Your instructions: Reproduce every line of the data below as a numbered list, leaving out any blank lines.

Stored entries

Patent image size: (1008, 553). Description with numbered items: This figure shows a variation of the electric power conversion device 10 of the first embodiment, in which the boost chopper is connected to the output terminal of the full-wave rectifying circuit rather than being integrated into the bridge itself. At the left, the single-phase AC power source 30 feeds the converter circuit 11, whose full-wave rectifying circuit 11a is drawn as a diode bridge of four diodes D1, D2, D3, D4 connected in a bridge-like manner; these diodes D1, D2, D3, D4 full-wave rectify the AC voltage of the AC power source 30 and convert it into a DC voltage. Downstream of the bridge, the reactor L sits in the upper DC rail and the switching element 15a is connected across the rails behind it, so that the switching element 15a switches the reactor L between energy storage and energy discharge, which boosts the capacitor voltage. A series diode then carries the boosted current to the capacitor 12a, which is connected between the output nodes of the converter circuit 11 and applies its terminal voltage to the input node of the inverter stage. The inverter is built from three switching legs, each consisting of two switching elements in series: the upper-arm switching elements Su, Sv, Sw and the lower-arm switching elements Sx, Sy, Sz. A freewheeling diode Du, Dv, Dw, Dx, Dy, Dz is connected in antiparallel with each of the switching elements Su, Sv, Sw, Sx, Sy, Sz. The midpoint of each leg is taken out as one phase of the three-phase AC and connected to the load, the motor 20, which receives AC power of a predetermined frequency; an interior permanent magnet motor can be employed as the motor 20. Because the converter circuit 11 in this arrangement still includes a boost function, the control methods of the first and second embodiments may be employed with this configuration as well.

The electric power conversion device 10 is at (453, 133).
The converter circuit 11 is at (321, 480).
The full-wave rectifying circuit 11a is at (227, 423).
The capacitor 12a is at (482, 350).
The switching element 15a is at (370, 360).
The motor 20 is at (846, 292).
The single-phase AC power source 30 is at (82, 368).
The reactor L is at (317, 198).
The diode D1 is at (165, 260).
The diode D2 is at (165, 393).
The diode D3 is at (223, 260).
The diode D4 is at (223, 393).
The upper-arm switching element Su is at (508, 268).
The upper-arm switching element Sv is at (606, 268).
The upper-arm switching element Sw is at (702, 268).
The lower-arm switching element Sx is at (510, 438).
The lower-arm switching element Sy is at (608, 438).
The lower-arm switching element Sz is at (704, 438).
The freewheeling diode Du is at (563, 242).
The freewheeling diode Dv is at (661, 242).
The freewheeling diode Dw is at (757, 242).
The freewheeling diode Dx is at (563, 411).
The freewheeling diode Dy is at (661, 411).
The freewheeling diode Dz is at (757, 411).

Result of this exercise:
1. Patent image size: (1008, 553). Description with numbered items: This figure shows a variation of the electric power conversion device 10 of the first embodiment, in which the boost chopper is connected to the output terminal of the full-wave rectifying circuit rather than being integrated into the bridge itself. At the left, the single-phase AC power source 30 feeds the converter circuit 11, whose full-wave rectifying circuit 11a is drawn as a diode bridge of four diodes D1, D2, D3, D4 connected in a bridge-like manner; these diodes D1, D2, D3, D4 full-wave rectify the AC voltage of the AC power source 30 and convert it into a DC voltage. Downstream of the bridge, the reactor L sits in the upper DC rail and the switching element 15a is connected across the rails behind it, so that the switching element 15a switches the reactor L between energy storage and energy discharge, which boosts the capacitor voltage. A series diode then carries the boosted current to the capacitor 12a, which is connected between the output nodes of the converter circuit 11 and applies its terminal voltage to the input node of the inverter stage. The inverter is built from three switching legs, each consisting of two switching elements in series: the upper-arm switching elements Su, Sv, Sw and the lower-arm switching elements Sx, Sy, Sz. A freewheeling diode Du, Dv, Dw, Dx, Dy, Dz is connected in antiparallel with each of the switching elements Su, Sv, Sw, Sx, Sy, Sz. The midpoint of each leg is taken out as one phase of the three-phase AC and connected to the load, the motor 20, which receives AC power of a predetermined frequency; an interior permanent magnet motor can be employed as the motor 20. Because the converter circuit 11 in this arrangement still includes a boost function, the control methods of the first and second embodiments may be employed with this configuration as well.
2. The electric power conversion device 10 is at (453, 133).
3. The converter circuit 11 is at (321, 480).
4. The full-wave rectifying circuit 11a is at (227, 423).
5. The capacitor 12a is at (482, 350).
6. The switching element 15a is at (370, 360).
7. The motor 20 is at (846, 292).
8. The single-phase AC power source 30 is at (82, 368).
9. The reactor L is at (317, 198).
10. The diode D1 is at (165, 260).
11. The diode D2 is at (165, 393).
12. The diode D3 is at (223, 260).
13. The diode D4 is at (223, 393).
14. The upper-arm switching element Su is at (508, 268).
15. The upper-arm switching element Sv is at (606, 268).
16. The upper-arm switching element Sw is at (702, 268).
17. The lower-arm switching element Sx is at (510, 438).
18. The lower-arm switching element Sy is at (608, 438).
19. The lower-arm switching element Sz is at (704, 438).
20. The freewheeling diode Du is at (563, 242).
21. The freewheeling diode Dv is at (661, 242).
22. The freewheeling diode Dw is at (757, 242).
23. The freewheeling diode Dx is at (563, 411).
24. The freewheeling diode Dy is at (661, 411).
25. The freewheeling diode Dz is at (757, 411).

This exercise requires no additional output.